Aim of the task
Pick out each line of the records in which the word "Regional" appears.
◆ ◆ ◆
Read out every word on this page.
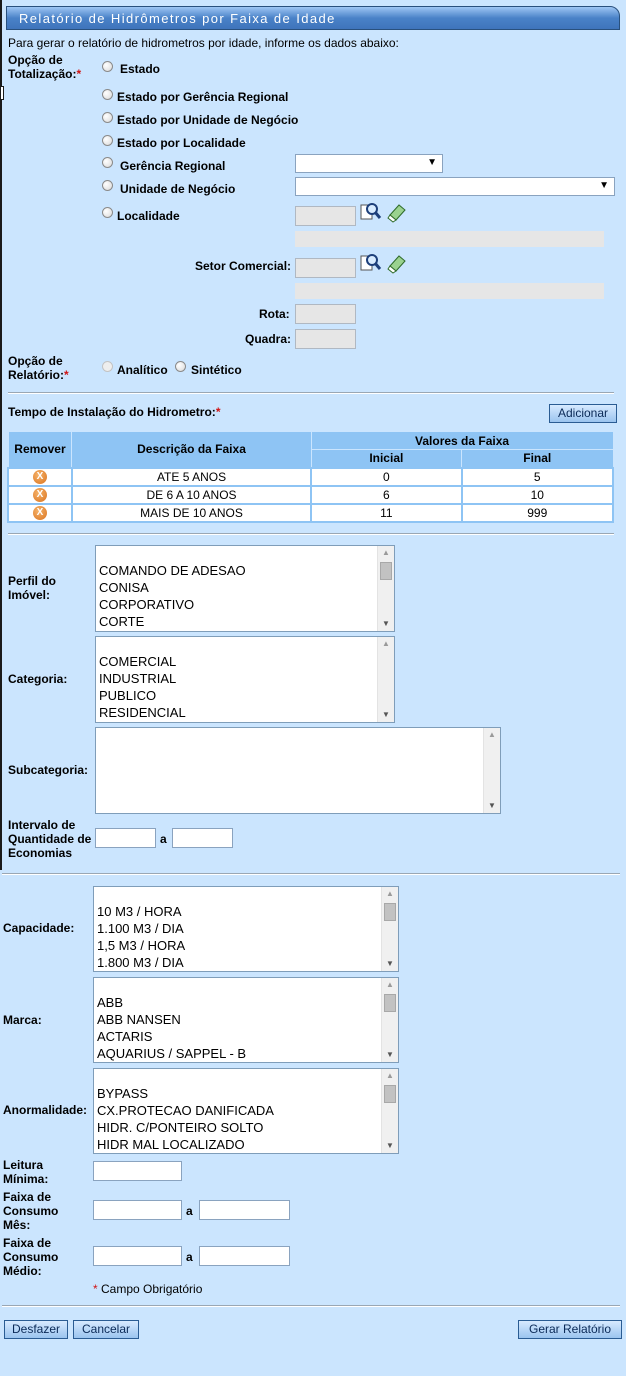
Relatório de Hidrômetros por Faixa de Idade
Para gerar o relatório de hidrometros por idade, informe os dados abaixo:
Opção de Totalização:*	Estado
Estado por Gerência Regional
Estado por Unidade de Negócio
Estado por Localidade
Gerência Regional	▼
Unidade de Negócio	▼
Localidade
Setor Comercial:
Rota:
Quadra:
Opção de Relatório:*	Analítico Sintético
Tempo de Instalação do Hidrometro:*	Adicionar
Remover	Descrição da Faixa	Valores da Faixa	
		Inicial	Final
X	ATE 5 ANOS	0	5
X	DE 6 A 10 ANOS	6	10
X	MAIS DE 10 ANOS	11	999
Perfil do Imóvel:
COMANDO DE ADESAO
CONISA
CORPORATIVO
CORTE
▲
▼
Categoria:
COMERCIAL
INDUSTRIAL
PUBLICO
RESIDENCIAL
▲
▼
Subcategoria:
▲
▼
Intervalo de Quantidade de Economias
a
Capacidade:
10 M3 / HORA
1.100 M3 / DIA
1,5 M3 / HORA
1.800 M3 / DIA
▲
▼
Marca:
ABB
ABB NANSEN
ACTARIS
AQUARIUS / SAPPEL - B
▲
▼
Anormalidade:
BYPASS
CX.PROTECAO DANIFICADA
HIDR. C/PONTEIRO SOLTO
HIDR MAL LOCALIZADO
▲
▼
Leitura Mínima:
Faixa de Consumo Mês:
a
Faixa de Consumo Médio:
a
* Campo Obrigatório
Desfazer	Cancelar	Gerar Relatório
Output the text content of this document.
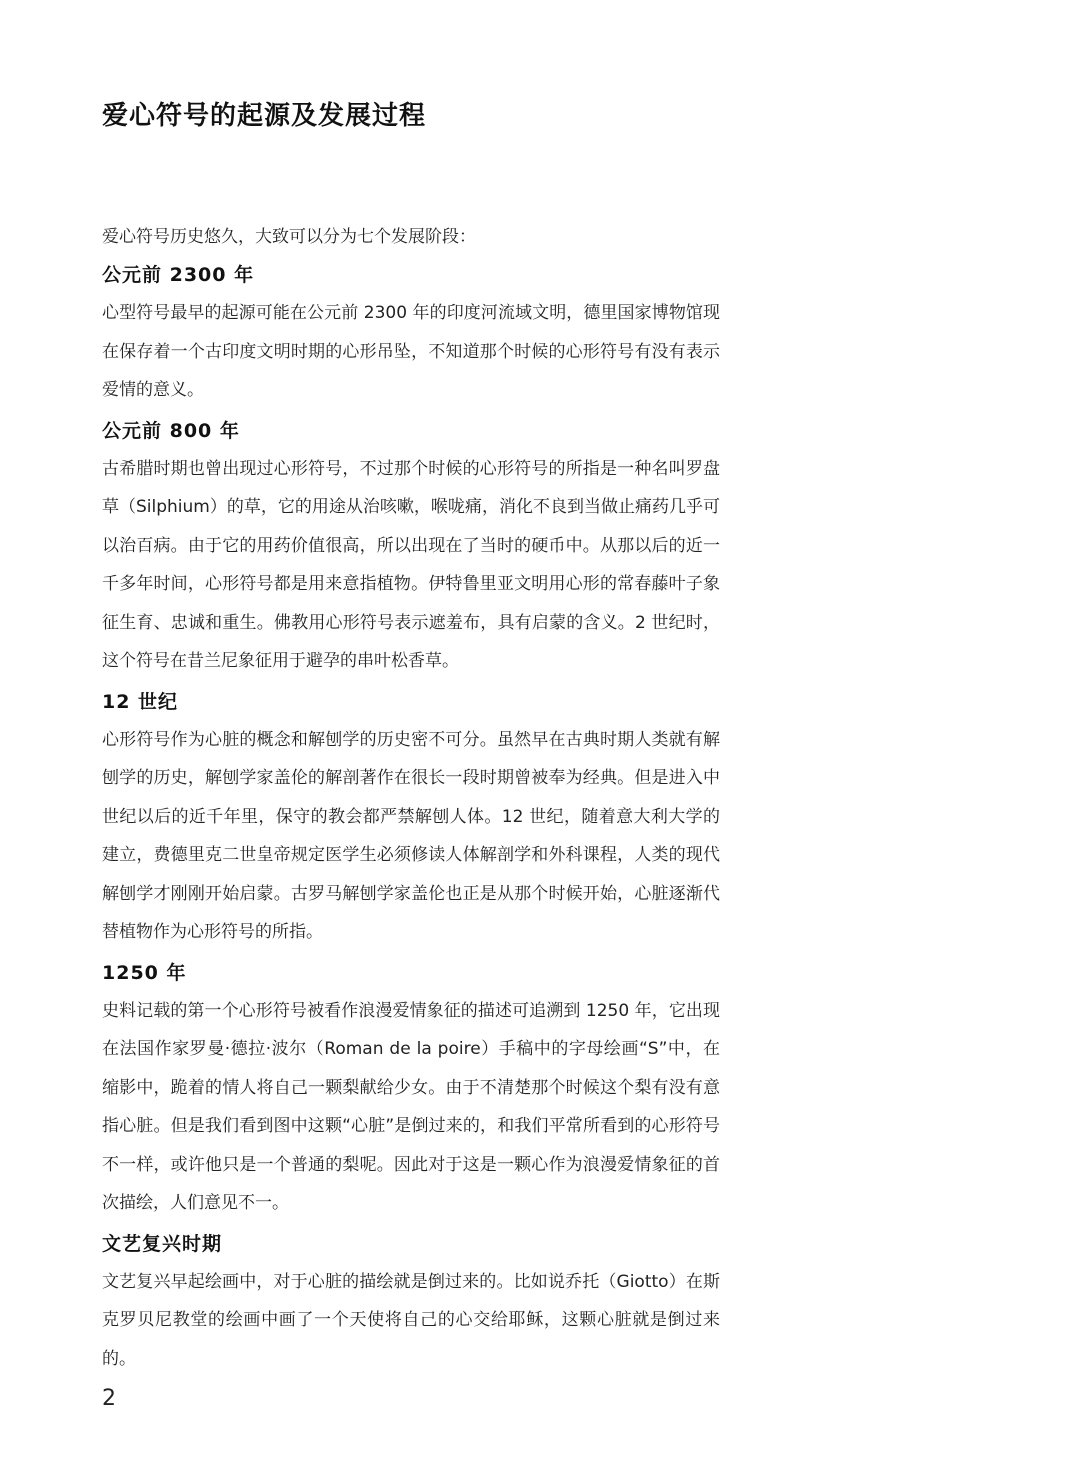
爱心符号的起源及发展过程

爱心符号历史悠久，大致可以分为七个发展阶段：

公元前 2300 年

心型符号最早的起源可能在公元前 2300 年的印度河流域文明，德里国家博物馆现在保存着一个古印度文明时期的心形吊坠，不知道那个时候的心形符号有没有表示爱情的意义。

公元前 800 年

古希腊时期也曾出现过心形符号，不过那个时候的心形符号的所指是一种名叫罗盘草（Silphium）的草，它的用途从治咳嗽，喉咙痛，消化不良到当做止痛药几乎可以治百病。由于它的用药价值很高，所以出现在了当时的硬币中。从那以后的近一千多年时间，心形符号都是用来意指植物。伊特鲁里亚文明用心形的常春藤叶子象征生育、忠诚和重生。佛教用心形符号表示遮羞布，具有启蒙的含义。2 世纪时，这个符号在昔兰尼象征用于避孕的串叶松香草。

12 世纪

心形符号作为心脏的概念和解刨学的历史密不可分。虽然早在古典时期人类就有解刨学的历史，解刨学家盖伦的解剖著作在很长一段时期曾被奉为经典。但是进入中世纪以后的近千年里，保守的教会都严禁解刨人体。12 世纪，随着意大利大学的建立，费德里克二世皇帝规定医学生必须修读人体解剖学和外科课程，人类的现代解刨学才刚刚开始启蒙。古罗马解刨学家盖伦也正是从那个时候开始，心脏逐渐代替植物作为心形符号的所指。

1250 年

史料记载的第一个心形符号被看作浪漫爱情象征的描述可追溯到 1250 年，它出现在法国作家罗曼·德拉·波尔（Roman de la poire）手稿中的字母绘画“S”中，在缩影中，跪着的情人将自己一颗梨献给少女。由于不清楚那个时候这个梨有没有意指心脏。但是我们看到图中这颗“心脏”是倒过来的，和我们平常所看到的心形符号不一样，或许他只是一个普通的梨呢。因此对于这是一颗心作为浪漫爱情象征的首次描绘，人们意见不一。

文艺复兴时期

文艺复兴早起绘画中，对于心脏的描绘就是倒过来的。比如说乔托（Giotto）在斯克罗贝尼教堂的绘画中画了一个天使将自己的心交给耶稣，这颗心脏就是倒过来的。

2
◆ ◆ ◆
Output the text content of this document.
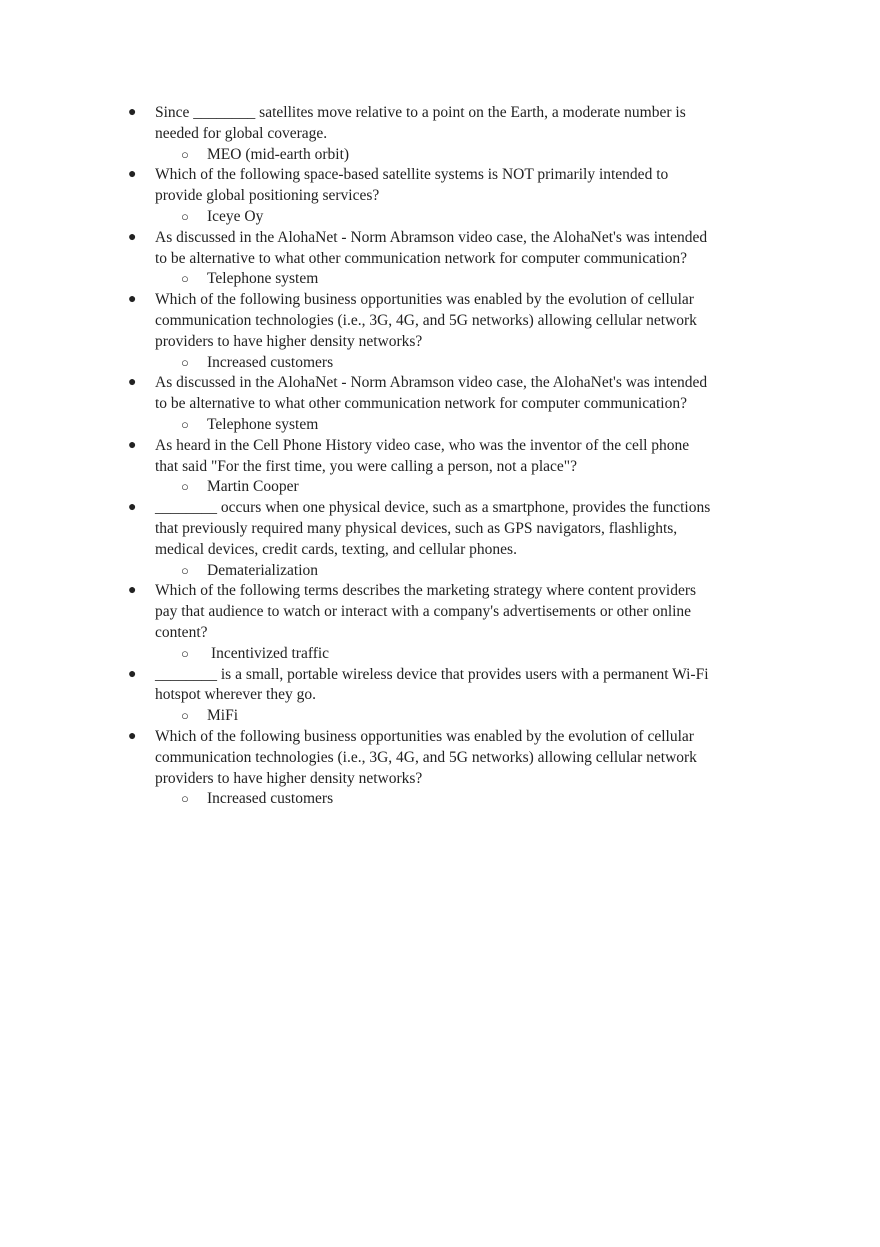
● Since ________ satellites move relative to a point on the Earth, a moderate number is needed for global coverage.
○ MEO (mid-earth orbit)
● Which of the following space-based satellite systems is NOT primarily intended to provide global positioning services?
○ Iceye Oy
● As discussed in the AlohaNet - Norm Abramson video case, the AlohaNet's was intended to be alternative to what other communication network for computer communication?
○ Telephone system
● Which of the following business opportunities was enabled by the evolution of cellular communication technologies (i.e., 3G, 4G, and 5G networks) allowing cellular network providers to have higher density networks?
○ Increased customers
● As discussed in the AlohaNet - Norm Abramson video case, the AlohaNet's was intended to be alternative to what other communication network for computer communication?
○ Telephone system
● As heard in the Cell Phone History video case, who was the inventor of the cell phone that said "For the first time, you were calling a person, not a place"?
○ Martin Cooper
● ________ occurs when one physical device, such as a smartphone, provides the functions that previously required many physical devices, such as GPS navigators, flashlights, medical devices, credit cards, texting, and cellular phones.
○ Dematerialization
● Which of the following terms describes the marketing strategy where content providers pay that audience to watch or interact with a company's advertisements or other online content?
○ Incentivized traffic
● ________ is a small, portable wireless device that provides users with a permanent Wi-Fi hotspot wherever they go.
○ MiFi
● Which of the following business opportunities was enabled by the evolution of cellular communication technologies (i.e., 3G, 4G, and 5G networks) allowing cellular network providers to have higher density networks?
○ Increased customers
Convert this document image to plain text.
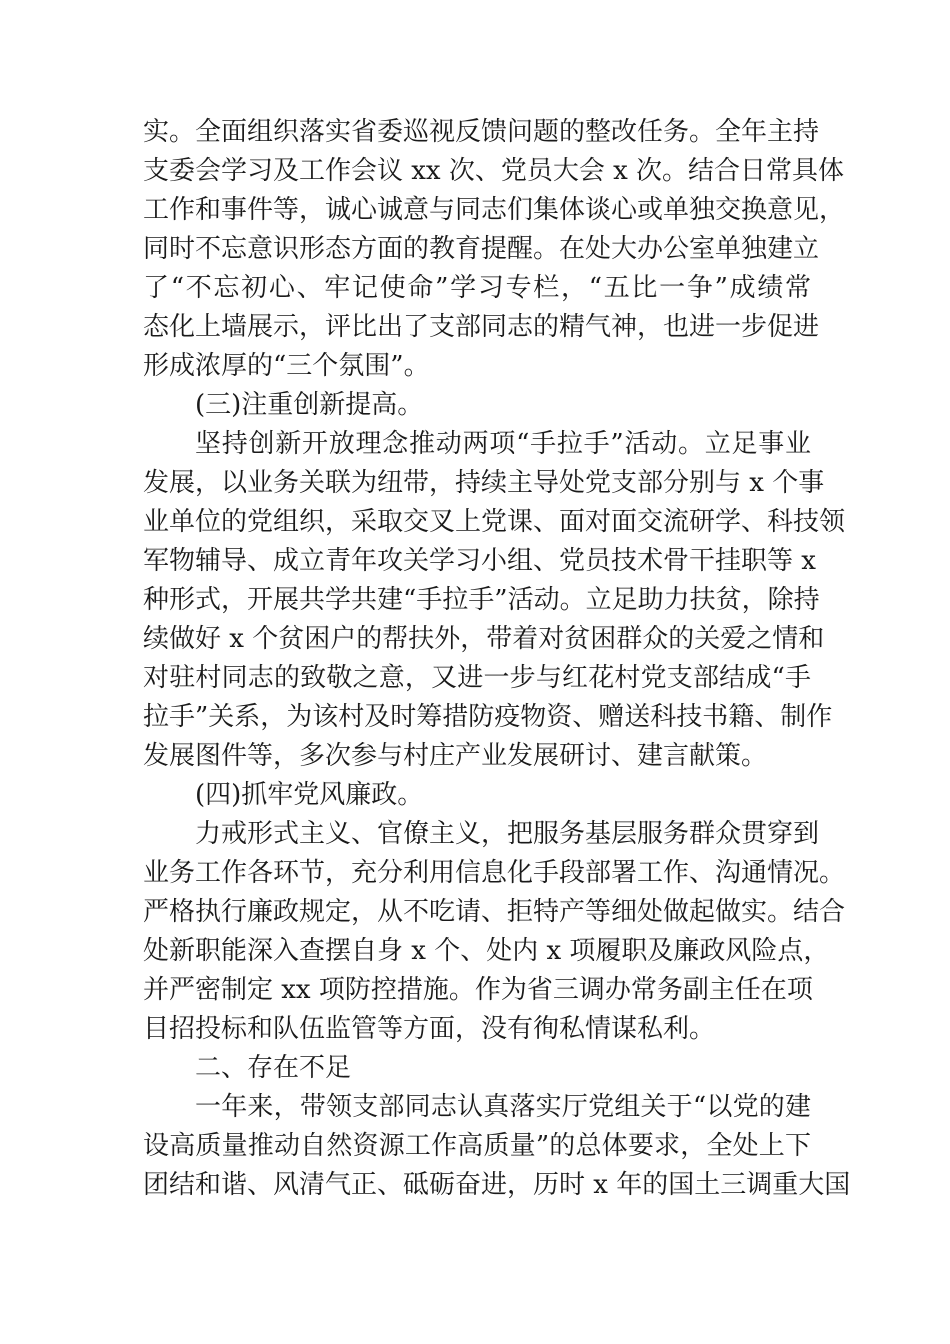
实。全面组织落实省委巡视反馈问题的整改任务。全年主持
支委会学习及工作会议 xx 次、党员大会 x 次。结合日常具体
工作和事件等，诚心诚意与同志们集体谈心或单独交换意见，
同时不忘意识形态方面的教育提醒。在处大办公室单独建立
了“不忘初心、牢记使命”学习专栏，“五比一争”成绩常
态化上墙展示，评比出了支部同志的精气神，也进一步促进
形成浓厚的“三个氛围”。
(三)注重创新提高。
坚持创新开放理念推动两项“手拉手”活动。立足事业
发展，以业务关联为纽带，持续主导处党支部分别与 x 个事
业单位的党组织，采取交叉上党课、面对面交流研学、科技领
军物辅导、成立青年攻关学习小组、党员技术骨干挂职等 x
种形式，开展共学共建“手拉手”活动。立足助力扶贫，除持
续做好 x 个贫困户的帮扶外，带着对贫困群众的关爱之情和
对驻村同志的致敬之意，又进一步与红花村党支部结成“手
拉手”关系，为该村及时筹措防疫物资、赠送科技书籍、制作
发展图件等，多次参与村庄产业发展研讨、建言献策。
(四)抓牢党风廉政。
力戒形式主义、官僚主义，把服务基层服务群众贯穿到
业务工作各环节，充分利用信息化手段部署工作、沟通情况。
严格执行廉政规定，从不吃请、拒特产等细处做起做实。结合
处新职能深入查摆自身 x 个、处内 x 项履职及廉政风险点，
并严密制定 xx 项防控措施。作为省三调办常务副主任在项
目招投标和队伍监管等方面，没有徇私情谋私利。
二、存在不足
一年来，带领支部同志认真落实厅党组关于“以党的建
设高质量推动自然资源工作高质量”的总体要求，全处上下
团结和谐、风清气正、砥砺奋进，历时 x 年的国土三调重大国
◆ ◆ ◆
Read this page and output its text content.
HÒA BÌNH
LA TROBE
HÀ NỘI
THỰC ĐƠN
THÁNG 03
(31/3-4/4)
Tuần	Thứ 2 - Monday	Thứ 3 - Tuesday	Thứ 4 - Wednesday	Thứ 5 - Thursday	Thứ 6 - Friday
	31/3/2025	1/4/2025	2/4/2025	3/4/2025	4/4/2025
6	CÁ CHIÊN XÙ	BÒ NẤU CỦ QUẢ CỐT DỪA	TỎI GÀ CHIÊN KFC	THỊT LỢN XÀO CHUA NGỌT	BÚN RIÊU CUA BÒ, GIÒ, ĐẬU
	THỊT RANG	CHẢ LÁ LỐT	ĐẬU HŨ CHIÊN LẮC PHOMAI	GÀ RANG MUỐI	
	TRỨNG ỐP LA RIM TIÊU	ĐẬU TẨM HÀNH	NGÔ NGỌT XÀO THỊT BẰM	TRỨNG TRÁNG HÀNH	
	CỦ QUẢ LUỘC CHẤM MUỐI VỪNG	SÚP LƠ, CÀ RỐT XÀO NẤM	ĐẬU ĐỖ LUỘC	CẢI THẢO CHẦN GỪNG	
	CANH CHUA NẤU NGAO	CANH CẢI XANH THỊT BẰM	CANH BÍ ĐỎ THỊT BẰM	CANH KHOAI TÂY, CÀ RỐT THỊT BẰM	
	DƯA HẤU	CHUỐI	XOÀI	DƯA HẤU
◆ ◆ ◆
Reply to the task
Estado por Gerência Regional
Gerência Regional	▼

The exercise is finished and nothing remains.